## [TASK OBJECTIVE]
In the entries below, count each line holding the word "this". Answer with the total alone.

## [DATA ENTRIES]

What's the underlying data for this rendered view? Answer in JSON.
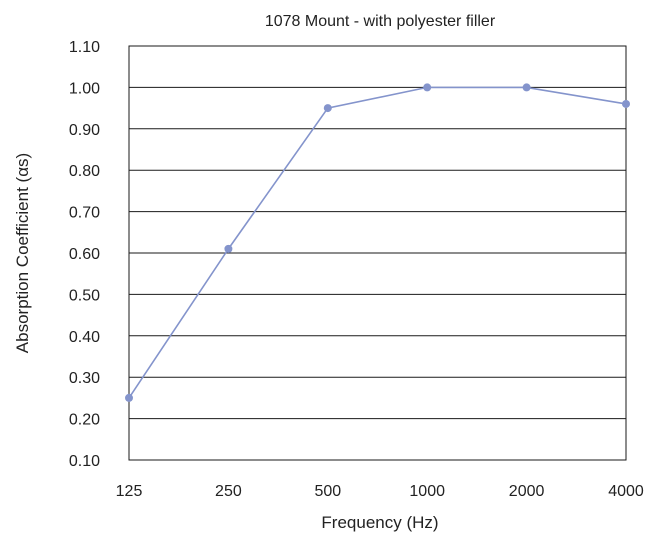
{
  "chart_data": {
    "type": "line",
    "title": "1078 Mount - with polyester filler",
    "xlabel": "Frequency (Hz)",
    "ylabel": "Absorption Coefficient (αs)",
    "categories": [
      "125",
      "250",
      "500",
      "1000",
      "2000",
      "4000"
    ],
    "series": [
      {
        "values": [
          0.25,
          0.61,
          0.95,
          1.0,
          1.0,
          0.96
        ]
      }
    ],
    "ylim": [
      0.1,
      1.1
    ],
    "yticks": [
      "0.10",
      "0.20",
      "0.30",
      "0.40",
      "0.50",
      "0.60",
      "0.70",
      "0.80",
      "0.90",
      "1.00",
      "1.10"
    ],
    "grid": true,
    "legend": "none",
    "colors": {
      "series": "#8494cc",
      "grid": "#1a1a1a",
      "text": "#222222"
    }
  }
}
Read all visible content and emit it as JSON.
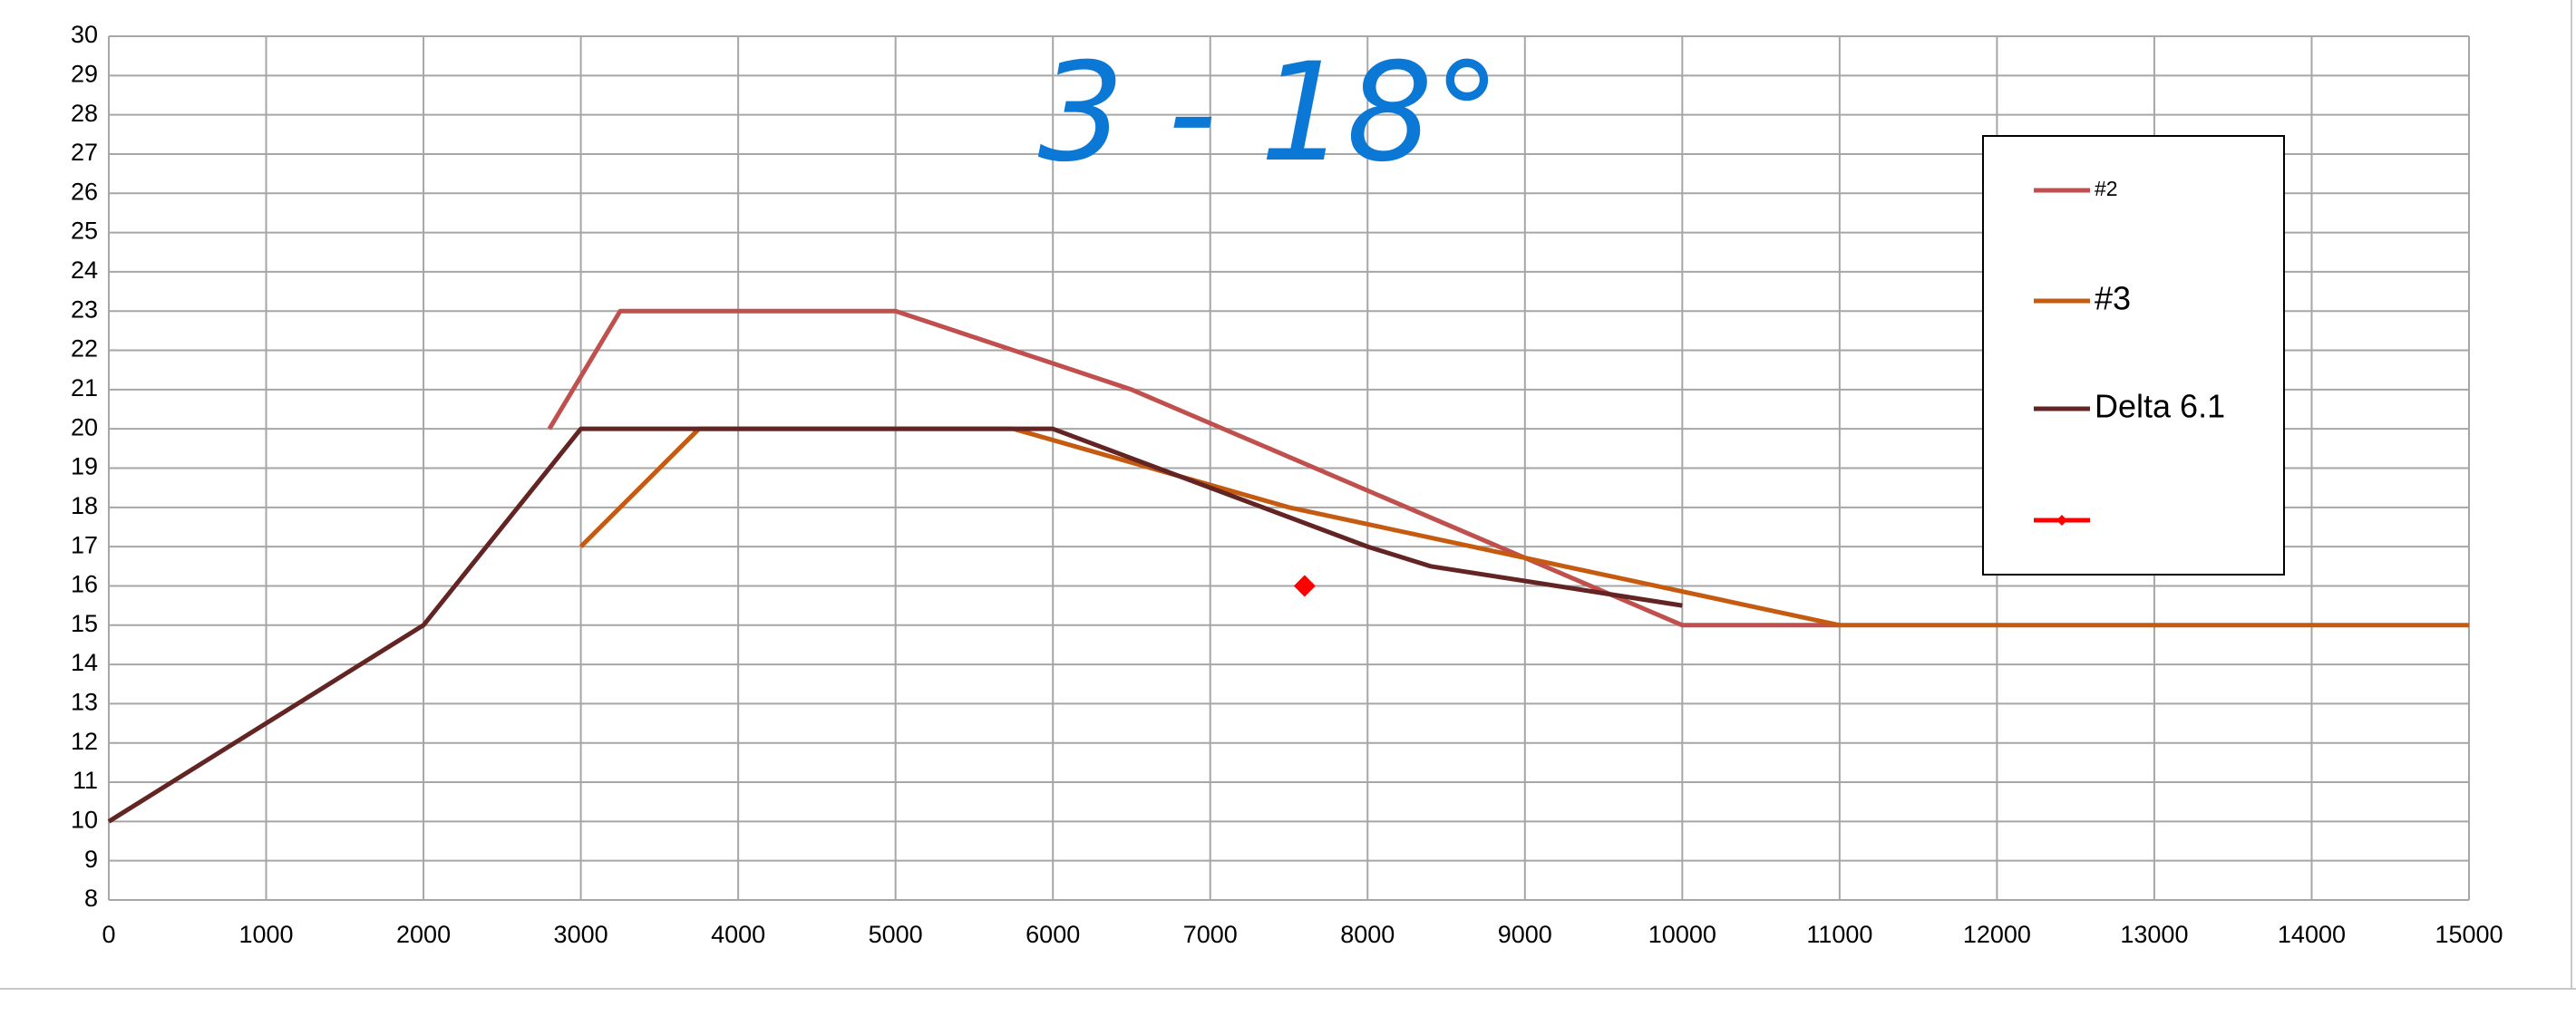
{
  "chart_data": {
    "type": "line",
    "annotation": "3 - 18°",
    "xlim": [
      0,
      15000
    ],
    "xticks": [
      0,
      1000,
      2000,
      3000,
      4000,
      5000,
      6000,
      7000,
      8000,
      9000,
      10000,
      11000,
      12000,
      13000,
      14000,
      15000
    ],
    "ylim": [
      8,
      30
    ],
    "yticks": [
      8,
      9,
      10,
      11,
      12,
      13,
      14,
      15,
      16,
      17,
      18,
      19,
      20,
      21,
      22,
      23,
      24,
      25,
      26,
      27,
      28,
      29,
      30
    ],
    "grid": true,
    "series": [
      {
        "name": "#2",
        "color": "#c0504d",
        "x": [
          2800,
          3250,
          5000,
          6500,
          10000,
          11000
        ],
        "values": [
          20,
          23,
          23,
          21,
          15,
          15
        ]
      },
      {
        "name": "#3",
        "color": "#c55a11",
        "x": [
          3000,
          3750,
          5750,
          7500,
          11000,
          15000
        ],
        "values": [
          17,
          20,
          20,
          18,
          15,
          15
        ]
      },
      {
        "name": "Delta 6.1",
        "color": "#632523",
        "x": [
          0,
          2000,
          3000,
          6000,
          8000,
          8400,
          10000
        ],
        "values": [
          10,
          15,
          20,
          20,
          17,
          16.5,
          15.5
        ]
      },
      {
        "color": "#ff0000",
        "marker": "diamond",
        "x": [
          7600
        ],
        "values": [
          16
        ]
      }
    ]
  }
}
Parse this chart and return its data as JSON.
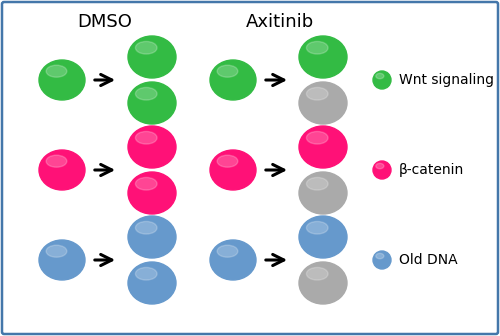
{
  "title_dmso": "DMSO",
  "title_axitinib": "Axitinib",
  "green_color": "#33bb44",
  "pink_color": "#ff1177",
  "blue_color": "#6699cc",
  "gray_color": "#aaaaaa",
  "legend_labels": [
    "Wnt signaling",
    "β-catenin",
    "Old DNA"
  ],
  "bg_color": "#ffffff",
  "border_color": "#4477aa",
  "title_fontsize": 13,
  "legend_fontsize": 10,
  "figsize": [
    5.0,
    3.36
  ],
  "dpi": 100,
  "colors": [
    "#33bb44",
    "#ff1177",
    "#6699cc"
  ]
}
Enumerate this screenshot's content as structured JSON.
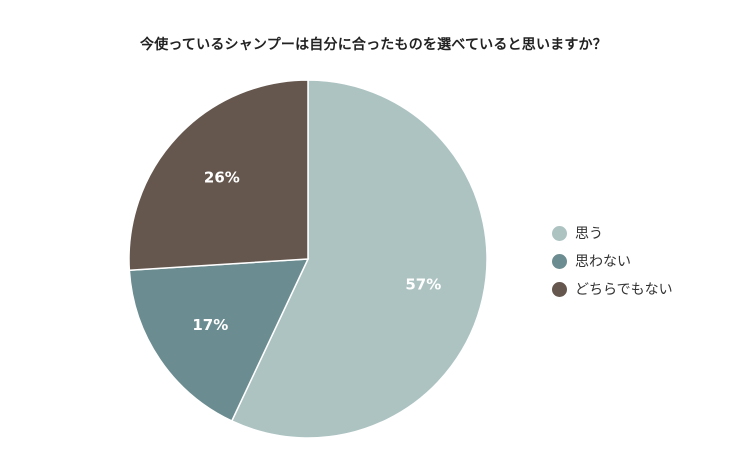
{
  "chart_data": {
    "type": "pie",
    "title": "今使っているシャンプーは自分に合ったものを選べていると思いますか？",
    "categories": [
      "思う",
      "思わない",
      "どちらでもない"
    ],
    "values": [
      57,
      17,
      26
    ],
    "value_labels": [
      "57%",
      "17%",
      "26%"
    ],
    "colors": [
      "#acc3c2",
      "#6b8c90",
      "#65574e"
    ],
    "legend_position": "right"
  }
}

## [WRITTEN RESPONSE]
3